Extracted records

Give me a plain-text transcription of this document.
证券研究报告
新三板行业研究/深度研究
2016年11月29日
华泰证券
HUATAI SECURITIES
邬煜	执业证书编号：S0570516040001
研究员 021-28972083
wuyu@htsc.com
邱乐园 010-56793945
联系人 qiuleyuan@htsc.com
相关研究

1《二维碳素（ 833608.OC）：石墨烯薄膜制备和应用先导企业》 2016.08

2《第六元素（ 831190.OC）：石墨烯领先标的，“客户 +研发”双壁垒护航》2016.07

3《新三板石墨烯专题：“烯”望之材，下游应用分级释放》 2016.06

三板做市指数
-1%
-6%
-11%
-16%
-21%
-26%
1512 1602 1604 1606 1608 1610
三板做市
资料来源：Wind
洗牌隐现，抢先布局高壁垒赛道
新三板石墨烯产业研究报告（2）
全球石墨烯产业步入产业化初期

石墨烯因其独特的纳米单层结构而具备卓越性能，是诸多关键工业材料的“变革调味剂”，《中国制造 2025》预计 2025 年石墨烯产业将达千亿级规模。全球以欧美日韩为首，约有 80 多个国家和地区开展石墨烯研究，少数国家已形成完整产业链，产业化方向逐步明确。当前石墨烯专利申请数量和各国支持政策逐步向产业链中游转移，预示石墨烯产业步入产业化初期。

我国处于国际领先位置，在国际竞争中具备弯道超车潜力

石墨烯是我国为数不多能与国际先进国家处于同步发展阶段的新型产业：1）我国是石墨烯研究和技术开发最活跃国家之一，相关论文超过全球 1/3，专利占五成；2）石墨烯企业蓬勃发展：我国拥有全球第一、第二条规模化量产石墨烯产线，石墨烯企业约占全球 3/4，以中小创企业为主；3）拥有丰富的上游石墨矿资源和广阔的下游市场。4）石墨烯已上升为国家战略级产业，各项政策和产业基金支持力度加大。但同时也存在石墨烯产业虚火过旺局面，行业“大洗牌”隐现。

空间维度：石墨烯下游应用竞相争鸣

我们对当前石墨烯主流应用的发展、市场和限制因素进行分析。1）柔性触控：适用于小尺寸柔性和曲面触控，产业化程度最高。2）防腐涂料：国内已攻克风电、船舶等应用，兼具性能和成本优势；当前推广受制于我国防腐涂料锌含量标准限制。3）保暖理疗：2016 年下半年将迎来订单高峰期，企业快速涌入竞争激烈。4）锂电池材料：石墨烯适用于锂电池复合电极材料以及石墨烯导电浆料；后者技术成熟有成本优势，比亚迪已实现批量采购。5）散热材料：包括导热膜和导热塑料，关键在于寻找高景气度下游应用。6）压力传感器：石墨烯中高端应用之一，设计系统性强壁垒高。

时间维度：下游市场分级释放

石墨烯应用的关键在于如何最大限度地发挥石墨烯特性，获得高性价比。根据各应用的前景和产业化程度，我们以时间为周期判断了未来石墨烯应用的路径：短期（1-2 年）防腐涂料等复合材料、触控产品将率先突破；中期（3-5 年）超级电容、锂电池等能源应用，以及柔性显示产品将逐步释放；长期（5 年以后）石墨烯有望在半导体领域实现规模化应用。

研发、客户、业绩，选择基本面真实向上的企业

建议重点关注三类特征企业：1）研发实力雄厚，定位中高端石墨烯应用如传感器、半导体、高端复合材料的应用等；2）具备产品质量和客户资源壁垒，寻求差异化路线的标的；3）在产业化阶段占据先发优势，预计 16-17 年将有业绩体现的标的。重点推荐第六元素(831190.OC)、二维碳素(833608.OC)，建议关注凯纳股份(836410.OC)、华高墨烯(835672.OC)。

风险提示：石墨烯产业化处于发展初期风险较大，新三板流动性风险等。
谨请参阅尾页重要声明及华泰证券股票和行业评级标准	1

Exercise requirements
Your answer should be only the number of lines that hold the word "二维碳素".

Worked solution
2